▶ _TASK OBJECTIVE_
Collect all lines below with the string "name".

Collection entries
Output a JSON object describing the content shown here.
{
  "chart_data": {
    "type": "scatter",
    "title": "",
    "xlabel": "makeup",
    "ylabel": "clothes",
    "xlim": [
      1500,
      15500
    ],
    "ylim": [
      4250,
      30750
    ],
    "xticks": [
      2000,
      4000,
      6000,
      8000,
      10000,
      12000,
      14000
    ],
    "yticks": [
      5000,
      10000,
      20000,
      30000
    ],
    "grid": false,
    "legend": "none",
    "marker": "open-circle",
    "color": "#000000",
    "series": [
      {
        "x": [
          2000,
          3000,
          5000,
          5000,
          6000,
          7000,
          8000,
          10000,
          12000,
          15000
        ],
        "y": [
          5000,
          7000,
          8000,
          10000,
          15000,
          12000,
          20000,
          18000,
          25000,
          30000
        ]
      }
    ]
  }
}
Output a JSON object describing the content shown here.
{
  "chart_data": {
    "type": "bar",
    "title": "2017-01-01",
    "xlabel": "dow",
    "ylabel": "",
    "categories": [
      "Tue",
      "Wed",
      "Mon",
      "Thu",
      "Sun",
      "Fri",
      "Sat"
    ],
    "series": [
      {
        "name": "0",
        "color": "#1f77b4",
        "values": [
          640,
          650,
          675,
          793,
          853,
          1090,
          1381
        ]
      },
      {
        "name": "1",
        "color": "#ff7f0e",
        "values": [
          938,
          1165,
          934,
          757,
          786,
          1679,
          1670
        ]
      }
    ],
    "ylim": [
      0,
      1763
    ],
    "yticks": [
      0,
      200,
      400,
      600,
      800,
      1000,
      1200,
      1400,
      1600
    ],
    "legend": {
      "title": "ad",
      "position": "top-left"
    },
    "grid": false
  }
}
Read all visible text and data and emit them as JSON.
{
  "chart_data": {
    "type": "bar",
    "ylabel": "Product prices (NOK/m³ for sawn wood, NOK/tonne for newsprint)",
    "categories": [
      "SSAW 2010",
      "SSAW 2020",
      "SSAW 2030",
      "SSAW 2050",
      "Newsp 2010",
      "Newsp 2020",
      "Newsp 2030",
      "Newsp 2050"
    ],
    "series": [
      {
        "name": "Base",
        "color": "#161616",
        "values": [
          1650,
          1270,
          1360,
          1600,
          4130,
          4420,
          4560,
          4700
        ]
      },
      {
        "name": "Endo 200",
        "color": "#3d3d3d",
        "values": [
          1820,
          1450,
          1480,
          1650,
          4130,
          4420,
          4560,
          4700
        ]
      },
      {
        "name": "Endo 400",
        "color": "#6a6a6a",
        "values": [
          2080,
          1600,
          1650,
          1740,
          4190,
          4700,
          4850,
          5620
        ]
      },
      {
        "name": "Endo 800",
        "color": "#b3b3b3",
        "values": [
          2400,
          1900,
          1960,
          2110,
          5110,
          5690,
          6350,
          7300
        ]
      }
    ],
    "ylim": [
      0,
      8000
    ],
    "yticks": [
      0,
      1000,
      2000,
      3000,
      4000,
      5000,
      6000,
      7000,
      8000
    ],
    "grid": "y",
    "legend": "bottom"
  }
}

▶ _REPLY_
        "name": "0",
        "name": "1",
        "name": "Base",
        "name": "Endo 200",
        "name": "Endo 400",
        "name": "Endo 800",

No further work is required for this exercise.